-- Exercise goal --
Copy every line of the entries below word for word, but leave out the pictures.

-- Data to process --

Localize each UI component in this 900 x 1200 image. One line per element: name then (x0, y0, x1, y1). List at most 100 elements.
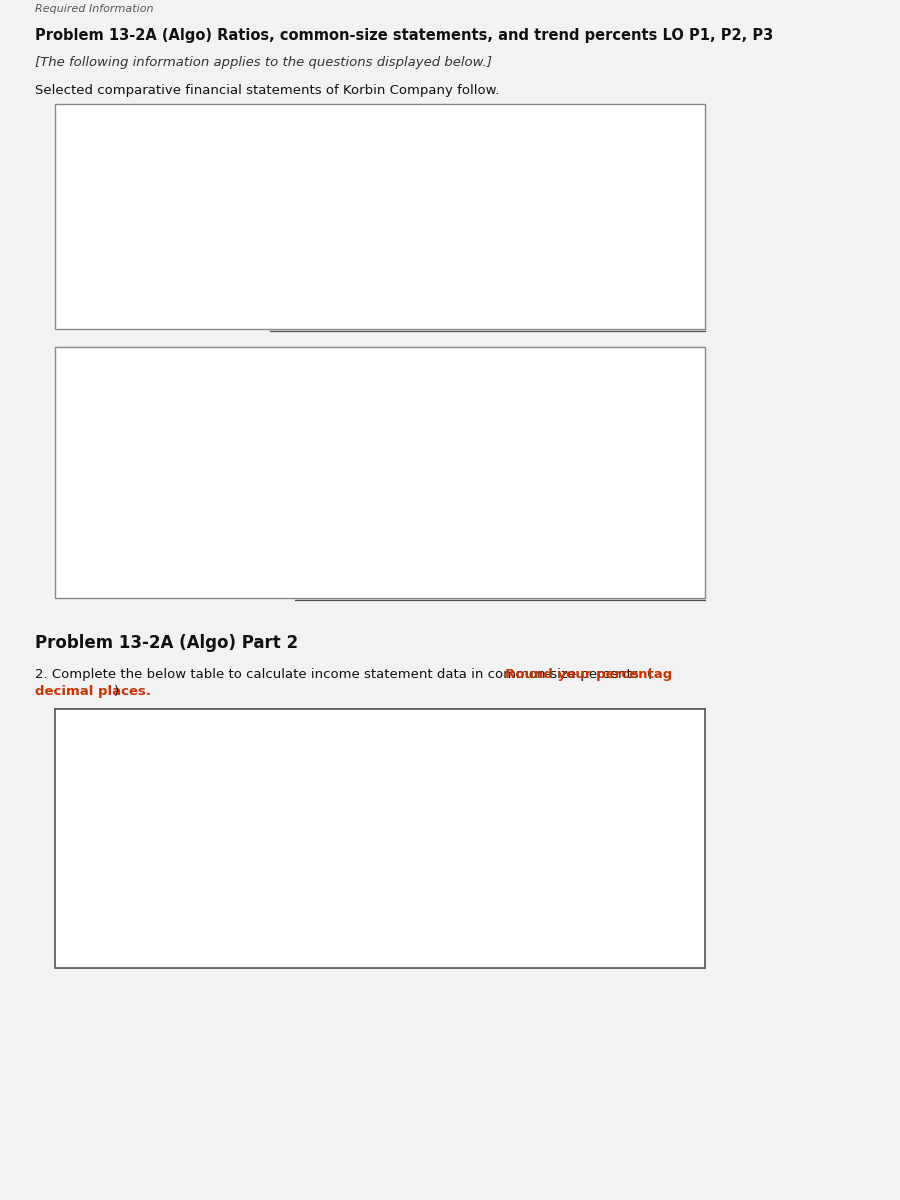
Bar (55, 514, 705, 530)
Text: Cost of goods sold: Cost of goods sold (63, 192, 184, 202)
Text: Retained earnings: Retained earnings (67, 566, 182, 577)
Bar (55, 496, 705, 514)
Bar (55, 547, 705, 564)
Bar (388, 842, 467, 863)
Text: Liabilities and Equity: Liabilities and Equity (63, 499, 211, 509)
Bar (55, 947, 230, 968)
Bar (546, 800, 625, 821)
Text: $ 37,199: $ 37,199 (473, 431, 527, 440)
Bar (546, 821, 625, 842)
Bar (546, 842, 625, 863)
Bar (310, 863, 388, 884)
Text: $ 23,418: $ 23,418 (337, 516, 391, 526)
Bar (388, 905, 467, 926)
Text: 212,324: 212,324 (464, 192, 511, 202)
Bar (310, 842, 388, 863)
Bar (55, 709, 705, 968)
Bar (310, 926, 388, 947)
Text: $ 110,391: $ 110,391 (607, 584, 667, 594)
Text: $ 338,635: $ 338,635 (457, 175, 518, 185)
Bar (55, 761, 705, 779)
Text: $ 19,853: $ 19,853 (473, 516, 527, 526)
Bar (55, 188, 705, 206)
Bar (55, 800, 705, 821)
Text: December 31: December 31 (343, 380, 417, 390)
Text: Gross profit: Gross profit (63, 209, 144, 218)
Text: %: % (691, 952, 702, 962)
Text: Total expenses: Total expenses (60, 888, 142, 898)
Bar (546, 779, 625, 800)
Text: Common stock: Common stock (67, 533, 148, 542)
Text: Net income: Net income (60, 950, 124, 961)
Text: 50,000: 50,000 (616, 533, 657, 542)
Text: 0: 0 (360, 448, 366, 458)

-- Completed task --
Localize each UI component in this 900 x 1200 image. One line per element: name then (x0, y0, x1, y1). List at most 100 elements.
Bar (55, 514, 705, 530)
Text: Cost of goods sold: Cost of goods sold (63, 192, 184, 202)
Text: Retained earnings: Retained earnings (67, 566, 182, 577)
Bar (55, 496, 705, 514)
Bar (55, 547, 705, 564)
Bar (388, 842, 467, 863)
Text: Liabilities and Equity: Liabilities and Equity (63, 499, 211, 509)
Bar (55, 947, 230, 968)
Bar (546, 800, 625, 821)
Text: $ 37,199: $ 37,199 (473, 431, 527, 440)
Bar (546, 821, 625, 842)
Bar (546, 842, 625, 863)
Bar (310, 863, 388, 884)
Text: $ 23,418: $ 23,418 (337, 516, 391, 526)
Bar (388, 905, 467, 926)
Text: 212,324: 212,324 (464, 192, 511, 202)
Bar (310, 842, 388, 863)
Bar (55, 709, 705, 968)
Bar (310, 926, 388, 947)
Text: $ 110,391: $ 110,391 (607, 584, 667, 594)
Text: $ 338,635: $ 338,635 (457, 175, 518, 185)
Bar (55, 761, 705, 779)
Text: $ 19,853: $ 19,853 (473, 516, 527, 526)
Bar (55, 188, 705, 206)
Bar (55, 800, 705, 821)
Text: December 31: December 31 (343, 380, 417, 390)
Text: Gross profit: Gross profit (63, 209, 144, 218)
Text: %: % (691, 952, 702, 962)
Text: Total expenses: Total expenses (60, 888, 142, 898)
Bar (546, 779, 625, 800)
Text: Common stock: Common stock (67, 533, 148, 542)
Text: Net income: Net income (60, 950, 124, 961)
Text: 50,000: 50,000 (616, 533, 657, 542)
Text: 0: 0 (360, 448, 366, 458)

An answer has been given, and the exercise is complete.